--- Start ---

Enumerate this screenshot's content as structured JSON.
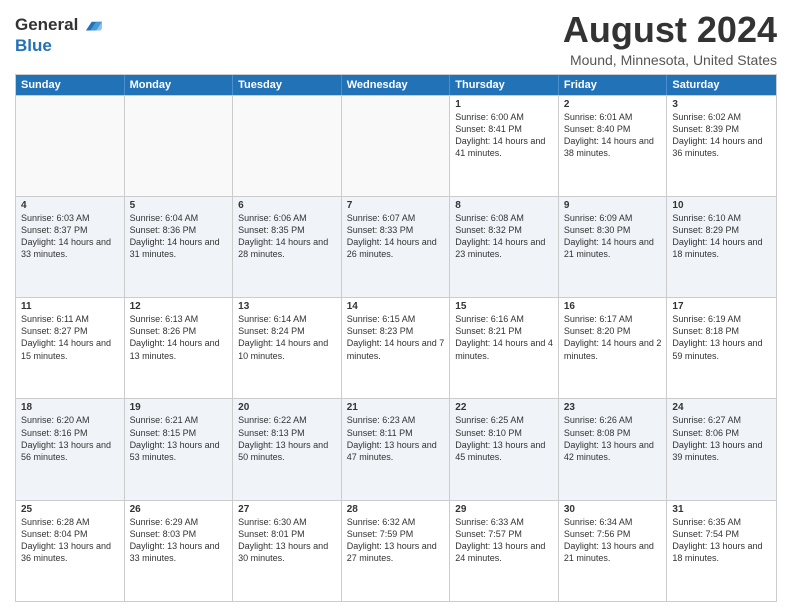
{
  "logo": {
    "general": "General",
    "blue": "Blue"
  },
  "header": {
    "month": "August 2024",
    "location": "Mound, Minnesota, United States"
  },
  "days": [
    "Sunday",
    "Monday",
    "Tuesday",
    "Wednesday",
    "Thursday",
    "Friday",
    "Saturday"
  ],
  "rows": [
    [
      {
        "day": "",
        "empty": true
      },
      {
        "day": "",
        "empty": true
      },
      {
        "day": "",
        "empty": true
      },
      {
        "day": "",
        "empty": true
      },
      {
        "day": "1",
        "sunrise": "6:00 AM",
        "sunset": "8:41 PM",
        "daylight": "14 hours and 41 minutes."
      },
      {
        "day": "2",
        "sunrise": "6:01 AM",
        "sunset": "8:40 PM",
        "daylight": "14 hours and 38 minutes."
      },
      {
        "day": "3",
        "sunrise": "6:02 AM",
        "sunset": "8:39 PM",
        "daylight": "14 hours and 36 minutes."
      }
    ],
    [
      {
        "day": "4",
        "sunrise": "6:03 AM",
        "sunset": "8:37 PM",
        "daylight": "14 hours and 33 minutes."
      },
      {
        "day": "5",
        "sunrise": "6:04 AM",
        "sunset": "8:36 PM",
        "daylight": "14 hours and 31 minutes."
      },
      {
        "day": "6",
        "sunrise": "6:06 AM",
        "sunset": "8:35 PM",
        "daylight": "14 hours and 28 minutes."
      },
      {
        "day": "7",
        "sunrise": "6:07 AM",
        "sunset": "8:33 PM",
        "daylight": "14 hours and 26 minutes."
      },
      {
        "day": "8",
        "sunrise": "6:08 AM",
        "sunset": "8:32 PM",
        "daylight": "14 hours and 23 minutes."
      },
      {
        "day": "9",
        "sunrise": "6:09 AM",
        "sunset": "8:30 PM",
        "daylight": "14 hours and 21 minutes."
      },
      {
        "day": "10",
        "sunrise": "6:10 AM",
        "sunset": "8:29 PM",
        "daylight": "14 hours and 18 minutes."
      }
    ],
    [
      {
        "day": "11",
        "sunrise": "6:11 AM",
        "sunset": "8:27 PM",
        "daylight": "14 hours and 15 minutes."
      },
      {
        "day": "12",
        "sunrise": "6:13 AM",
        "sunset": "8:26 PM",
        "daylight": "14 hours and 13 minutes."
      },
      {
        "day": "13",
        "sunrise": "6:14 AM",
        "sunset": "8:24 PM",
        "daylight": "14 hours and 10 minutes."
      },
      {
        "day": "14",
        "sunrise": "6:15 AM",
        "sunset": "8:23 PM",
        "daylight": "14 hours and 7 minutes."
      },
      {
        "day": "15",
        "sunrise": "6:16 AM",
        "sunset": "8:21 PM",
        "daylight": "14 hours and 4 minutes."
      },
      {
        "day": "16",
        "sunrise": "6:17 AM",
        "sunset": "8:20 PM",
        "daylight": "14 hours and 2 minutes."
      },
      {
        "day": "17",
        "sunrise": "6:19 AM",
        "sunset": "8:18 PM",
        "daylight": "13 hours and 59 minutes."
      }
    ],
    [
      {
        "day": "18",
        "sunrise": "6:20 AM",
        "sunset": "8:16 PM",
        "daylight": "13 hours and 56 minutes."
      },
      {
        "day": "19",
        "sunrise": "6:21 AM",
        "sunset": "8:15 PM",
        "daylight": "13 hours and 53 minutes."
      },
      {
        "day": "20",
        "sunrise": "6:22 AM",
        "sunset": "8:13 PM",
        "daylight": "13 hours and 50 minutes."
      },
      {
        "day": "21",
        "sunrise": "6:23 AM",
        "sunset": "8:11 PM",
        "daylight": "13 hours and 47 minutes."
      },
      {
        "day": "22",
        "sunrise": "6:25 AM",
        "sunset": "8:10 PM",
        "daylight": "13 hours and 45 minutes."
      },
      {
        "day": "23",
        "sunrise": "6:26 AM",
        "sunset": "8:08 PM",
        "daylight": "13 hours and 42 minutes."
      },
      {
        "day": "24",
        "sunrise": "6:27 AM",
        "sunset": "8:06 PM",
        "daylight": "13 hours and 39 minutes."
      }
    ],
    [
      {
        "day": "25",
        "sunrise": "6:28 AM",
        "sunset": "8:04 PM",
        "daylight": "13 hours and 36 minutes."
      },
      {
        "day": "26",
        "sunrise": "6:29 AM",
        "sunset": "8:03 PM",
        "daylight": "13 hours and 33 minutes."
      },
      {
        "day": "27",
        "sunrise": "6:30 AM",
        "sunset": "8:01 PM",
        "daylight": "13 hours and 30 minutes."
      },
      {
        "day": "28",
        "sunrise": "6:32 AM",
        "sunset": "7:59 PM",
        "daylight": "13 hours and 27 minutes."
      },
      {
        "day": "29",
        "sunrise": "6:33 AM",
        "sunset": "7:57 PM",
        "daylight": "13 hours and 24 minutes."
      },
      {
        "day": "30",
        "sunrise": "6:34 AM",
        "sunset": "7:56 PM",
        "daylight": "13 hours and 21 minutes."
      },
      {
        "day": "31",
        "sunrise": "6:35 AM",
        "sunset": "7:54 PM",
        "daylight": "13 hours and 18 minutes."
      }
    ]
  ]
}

--- End ---
--- Start ---

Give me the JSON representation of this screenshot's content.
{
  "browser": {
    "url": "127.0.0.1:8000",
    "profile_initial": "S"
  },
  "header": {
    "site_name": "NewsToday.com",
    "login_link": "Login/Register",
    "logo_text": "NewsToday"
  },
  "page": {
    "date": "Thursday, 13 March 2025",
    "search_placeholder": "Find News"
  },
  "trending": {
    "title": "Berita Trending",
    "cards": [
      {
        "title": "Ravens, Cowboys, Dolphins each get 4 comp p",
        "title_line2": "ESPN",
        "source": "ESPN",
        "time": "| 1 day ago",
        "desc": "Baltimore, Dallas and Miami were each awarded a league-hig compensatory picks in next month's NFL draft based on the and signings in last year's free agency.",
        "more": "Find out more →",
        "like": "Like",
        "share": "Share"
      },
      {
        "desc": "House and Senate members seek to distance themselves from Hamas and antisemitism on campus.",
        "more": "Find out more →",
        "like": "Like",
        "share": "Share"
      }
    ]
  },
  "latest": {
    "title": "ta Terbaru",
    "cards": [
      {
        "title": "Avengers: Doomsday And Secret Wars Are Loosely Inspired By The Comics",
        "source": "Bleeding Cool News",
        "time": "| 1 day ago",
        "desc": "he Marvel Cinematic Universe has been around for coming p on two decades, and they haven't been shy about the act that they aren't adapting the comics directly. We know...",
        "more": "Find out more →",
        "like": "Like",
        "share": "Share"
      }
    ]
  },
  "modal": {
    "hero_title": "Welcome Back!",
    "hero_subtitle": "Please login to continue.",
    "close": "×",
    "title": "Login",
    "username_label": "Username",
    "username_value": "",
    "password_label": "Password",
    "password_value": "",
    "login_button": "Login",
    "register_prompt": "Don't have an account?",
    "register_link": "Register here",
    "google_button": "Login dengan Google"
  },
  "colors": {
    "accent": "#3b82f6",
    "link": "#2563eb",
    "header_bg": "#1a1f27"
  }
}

--- End ---
--- Start ---

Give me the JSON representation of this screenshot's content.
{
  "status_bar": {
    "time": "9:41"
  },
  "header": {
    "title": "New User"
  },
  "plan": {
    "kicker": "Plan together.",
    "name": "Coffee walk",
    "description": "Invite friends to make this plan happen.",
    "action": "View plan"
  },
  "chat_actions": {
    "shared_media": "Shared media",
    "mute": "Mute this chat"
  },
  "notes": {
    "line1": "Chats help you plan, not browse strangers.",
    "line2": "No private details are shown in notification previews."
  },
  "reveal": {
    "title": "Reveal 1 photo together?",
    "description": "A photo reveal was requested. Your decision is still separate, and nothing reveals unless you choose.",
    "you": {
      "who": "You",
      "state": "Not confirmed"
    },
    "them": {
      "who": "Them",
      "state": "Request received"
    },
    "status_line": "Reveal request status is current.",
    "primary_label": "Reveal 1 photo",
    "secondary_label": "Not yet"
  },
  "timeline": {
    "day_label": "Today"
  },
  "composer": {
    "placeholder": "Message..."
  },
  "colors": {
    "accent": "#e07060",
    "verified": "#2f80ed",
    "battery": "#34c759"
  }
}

--- End ---

* _WHAT IS NEEDED_: Extract all lines containing the word "photo".

* _FULL OUTPUT_:
    "title": "Reveal 1 photo together?",
    "description": "A photo reveal was requested. Your decision is still separate, and nothing reveals unless you choose.",
    "primary_label": "Reveal 1 photo",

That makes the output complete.